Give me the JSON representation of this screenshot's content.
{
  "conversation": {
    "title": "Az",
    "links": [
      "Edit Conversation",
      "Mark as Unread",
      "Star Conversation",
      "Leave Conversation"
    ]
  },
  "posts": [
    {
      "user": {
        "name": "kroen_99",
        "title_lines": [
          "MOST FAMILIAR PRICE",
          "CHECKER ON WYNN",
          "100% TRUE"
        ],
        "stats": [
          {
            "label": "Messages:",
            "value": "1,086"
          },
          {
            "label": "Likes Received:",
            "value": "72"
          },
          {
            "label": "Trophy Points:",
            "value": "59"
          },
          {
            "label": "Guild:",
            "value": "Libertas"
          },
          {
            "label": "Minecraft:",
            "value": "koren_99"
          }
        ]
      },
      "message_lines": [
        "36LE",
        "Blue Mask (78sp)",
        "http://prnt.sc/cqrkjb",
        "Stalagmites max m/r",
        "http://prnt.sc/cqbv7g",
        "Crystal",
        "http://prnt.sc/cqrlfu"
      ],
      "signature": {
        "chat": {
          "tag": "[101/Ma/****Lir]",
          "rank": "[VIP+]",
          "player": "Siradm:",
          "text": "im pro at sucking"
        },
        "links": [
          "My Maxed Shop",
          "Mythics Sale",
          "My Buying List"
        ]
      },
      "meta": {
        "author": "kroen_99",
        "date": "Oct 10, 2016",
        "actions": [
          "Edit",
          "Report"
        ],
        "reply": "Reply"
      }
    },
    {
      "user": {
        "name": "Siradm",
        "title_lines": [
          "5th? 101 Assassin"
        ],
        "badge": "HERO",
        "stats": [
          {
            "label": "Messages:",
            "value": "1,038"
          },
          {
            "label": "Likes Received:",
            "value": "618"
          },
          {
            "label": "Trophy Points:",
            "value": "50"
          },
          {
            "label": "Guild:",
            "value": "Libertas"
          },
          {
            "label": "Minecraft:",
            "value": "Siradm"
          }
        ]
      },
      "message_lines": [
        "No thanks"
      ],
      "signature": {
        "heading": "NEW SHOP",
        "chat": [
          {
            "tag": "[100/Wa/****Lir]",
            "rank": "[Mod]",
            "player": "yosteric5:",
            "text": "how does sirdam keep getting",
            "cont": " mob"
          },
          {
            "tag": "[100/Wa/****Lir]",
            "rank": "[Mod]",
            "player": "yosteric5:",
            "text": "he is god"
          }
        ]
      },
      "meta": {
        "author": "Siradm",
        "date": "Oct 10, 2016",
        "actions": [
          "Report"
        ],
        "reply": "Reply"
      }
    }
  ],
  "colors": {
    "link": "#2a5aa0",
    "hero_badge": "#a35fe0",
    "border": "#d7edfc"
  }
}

===

_DIRECTIONS FOR THIS TASK_: Exactly as written, please output every entry.

_ANSWER BELOW_:
Give me the JSON representation of this screenshot's content.
{
  "conversation": {
    "title": "Az",
    "links": [
      "Edit Conversation",
      "Mark as Unread",
      "Star Conversation",
      "Leave Conversation"
    ]
  },
  "posts": [
    {
      "user": {
        "name": "kroen_99",
        "title_lines": [
          "MOST FAMILIAR PRICE",
          "CHECKER ON WYNN",
          "100% TRUE"
        ],
        "stats": [
          {
            "label": "Messages:",
            "value": "1,086"
          },
          {
            "label": "Likes Received:",
            "value": "72"
          },
          {
            "label": "Trophy Points:",
            "value": "59"
          },
          {
            "label": "Guild:",
            "value": "Libertas"
          },
          {
            "label": "Minecraft:",
            "value": "koren_99"
          }
        ]
      },
      "message_lines": [
        "36LE",
        "Blue Mask (78sp)",
        "http://prnt.sc/cqrkjb",
        "Stalagmites max m/r",
        "http://prnt.sc/cqbv7g",
        "Crystal",
        "http://prnt.sc/cqrlfu"
      ],
      "signature": {
        "chat": {
          "tag": "[101/Ma/****Lir]",
          "rank": "[VIP+]",
          "player": "Siradm:",
          "text": "im pro at sucking"
        },
        "links": [
          "My Maxed Shop",
          "Mythics Sale",
          "My Buying List"
        ]
      },
      "meta": {
        "author": "kroen_99",
        "date": "Oct 10, 2016",
        "actions": [
          "Edit",
          "Report"
        ],
        "reply": "Reply"
      }
    },
    {
      "user": {
        "name": "Siradm",
        "title_lines": [
          "5th? 101 Assassin"
        ],
        "badge": "HERO",
        "stats": [
          {
            "label": "Messages:",
            "value": "1,038"
          },
          {
            "label": "Likes Received:",
            "value": "618"
          },
          {
            "label": "Trophy Points:",
            "value": "50"
          },
          {
            "label": "Guild:",
            "value": "Libertas"
          },
          {
            "label": "Minecraft:",
            "value": "Siradm"
          }
        ]
      },
      "message_lines": [
        "No thanks"
      ],
      "signature": {
        "heading": "NEW SHOP",
        "chat": [
          {
            "tag": "[100/Wa/****Lir]",
            "rank": "[Mod]",
            "player": "yosteric5:",
            "text": "how does sirdam keep getting",
            "cont": " mob"
          },
          {
            "tag": "[100/Wa/****Lir]",
            "rank": "[Mod]",
            "player": "yosteric5:",
            "text": "he is god"
          }
        ]
      },
      "meta": {
        "author": "Siradm",
        "date": "Oct 10, 2016",
        "actions": [
          "Report"
        ],
        "reply": "Reply"
      }
    }
  ],
  "colors": {
    "link": "#2a5aa0",
    "hero_badge": "#a35fe0",
    "border": "#d7edfc"
  }
}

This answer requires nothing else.